Given request: Here are some records; return them all exactly.

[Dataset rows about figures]
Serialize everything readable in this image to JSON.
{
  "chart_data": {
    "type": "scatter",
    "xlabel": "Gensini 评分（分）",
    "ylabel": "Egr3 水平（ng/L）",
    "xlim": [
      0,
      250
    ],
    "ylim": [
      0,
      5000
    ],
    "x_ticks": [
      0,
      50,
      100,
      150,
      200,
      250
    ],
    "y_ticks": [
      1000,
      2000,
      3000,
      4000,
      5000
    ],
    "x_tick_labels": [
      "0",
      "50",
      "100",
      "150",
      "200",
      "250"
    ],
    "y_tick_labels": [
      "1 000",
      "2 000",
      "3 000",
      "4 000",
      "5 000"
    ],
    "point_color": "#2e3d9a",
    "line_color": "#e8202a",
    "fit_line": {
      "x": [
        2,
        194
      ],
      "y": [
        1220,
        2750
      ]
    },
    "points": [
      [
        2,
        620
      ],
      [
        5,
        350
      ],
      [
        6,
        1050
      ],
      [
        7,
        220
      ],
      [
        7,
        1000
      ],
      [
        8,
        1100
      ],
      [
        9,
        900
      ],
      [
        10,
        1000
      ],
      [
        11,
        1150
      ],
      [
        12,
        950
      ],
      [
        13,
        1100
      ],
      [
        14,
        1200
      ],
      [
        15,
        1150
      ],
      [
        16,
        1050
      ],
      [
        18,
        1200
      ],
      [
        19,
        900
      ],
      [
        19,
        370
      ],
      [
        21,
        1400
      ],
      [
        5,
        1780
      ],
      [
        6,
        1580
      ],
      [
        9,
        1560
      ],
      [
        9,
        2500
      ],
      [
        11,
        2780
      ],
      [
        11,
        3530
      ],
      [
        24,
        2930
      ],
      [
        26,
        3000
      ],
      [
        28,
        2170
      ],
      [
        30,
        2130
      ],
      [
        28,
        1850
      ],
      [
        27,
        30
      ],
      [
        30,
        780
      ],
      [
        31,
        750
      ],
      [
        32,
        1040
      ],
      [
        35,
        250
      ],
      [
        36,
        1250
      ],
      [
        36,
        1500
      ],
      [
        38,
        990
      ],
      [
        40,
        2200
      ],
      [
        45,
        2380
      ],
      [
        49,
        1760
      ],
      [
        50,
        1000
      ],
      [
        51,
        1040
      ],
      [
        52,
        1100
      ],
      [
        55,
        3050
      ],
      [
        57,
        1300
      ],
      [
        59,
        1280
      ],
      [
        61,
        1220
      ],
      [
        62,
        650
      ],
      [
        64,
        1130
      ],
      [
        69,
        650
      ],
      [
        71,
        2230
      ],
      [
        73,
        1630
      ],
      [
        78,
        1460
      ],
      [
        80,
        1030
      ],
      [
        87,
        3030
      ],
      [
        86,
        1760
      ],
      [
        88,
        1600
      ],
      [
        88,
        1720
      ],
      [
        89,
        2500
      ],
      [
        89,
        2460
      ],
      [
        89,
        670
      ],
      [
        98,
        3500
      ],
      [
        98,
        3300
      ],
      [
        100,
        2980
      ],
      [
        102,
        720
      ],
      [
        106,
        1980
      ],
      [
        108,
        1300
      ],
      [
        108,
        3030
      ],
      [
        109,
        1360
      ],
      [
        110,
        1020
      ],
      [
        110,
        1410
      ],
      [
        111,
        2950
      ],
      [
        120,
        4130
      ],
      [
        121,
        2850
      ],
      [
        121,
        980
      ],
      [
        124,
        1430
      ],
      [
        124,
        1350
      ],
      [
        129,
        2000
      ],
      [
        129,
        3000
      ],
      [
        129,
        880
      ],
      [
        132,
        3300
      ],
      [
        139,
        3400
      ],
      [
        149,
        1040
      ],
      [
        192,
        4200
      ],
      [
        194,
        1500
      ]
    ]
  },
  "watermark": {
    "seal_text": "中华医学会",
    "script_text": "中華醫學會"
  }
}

Response for this exercise:
Serialize everything readable in this image to JSON.
{
  "chart_data": {
    "type": "scatter",
    "xlabel": "Gensini 评分（分）",
    "ylabel": "Egr3 水平（ng/L）",
    "xlim": [
      0,
      250
    ],
    "ylim": [
      0,
      5000
    ],
    "x_ticks": [
      0,
      50,
      100,
      150,
      200,
      250
    ],
    "y_ticks": [
      1000,
      2000,
      3000,
      4000,
      5000
    ],
    "x_tick_labels": [
      "0",
      "50",
      "100",
      "150",
      "200",
      "250"
    ],
    "y_tick_labels": [
      "1 000",
      "2 000",
      "3 000",
      "4 000",
      "5 000"
    ],
    "point_color": "#2e3d9a",
    "line_color": "#e8202a",
    "fit_line": {
      "x": [
        2,
        194
      ],
      "y": [
        1220,
        2750
      ]
    },
    "points": [
      [
        2,
        620
      ],
      [
        5,
        350
      ],
      [
        6,
        1050
      ],
      [
        7,
        220
      ],
      [
        7,
        1000
      ],
      [
        8,
        1100
      ],
      [
        9,
        900
      ],
      [
        10,
        1000
      ],
      [
        11,
        1150
      ],
      [
        12,
        950
      ],
      [
        13,
        1100
      ],
      [
        14,
        1200
      ],
      [
        15,
        1150
      ],
      [
        16,
        1050
      ],
      [
        18,
        1200
      ],
      [
        19,
        900
      ],
      [
        19,
        370
      ],
      [
        21,
        1400
      ],
      [
        5,
        1780
      ],
      [
        6,
        1580
      ],
      [
        9,
        1560
      ],
      [
        9,
        2500
      ],
      [
        11,
        2780
      ],
      [
        11,
        3530
      ],
      [
        24,
        2930
      ],
      [
        26,
        3000
      ],
      [
        28,
        2170
      ],
      [
        30,
        2130
      ],
      [
        28,
        1850
      ],
      [
        27,
        30
      ],
      [
        30,
        780
      ],
      [
        31,
        750
      ],
      [
        32,
        1040
      ],
      [
        35,
        250
      ],
      [
        36,
        1250
      ],
      [
        36,
        1500
      ],
      [
        38,
        990
      ],
      [
        40,
        2200
      ],
      [
        45,
        2380
      ],
      [
        49,
        1760
      ],
      [
        50,
        1000
      ],
      [
        51,
        1040
      ],
      [
        52,
        1100
      ],
      [
        55,
        3050
      ],
      [
        57,
        1300
      ],
      [
        59,
        1280
      ],
      [
        61,
        1220
      ],
      [
        62,
        650
      ],
      [
        64,
        1130
      ],
      [
        69,
        650
      ],
      [
        71,
        2230
      ],
      [
        73,
        1630
      ],
      [
        78,
        1460
      ],
      [
        80,
        1030
      ],
      [
        87,
        3030
      ],
      [
        86,
        1760
      ],
      [
        88,
        1600
      ],
      [
        88,
        1720
      ],
      [
        89,
        2500
      ],
      [
        89,
        2460
      ],
      [
        89,
        670
      ],
      [
        98,
        3500
      ],
      [
        98,
        3300
      ],
      [
        100,
        2980
      ],
      [
        102,
        720
      ],
      [
        106,
        1980
      ],
      [
        108,
        1300
      ],
      [
        108,
        3030
      ],
      [
        109,
        1360
      ],
      [
        110,
        1020
      ],
      [
        110,
        1410
      ],
      [
        111,
        2950
      ],
      [
        120,
        4130
      ],
      [
        121,
        2850
      ],
      [
        121,
        980
      ],
      [
        124,
        1430
      ],
      [
        124,
        1350
      ],
      [
        129,
        2000
      ],
      [
        129,
        3000
      ],
      [
        129,
        880
      ],
      [
        132,
        3300
      ],
      [
        139,
        3400
      ],
      [
        149,
        1040
      ],
      [
        192,
        4200
      ],
      [
        194,
        1500
      ]
    ]
  },
  "watermark": {
    "seal_text": "中华医学会",
    "script_text": "中華醫學會"
  }
}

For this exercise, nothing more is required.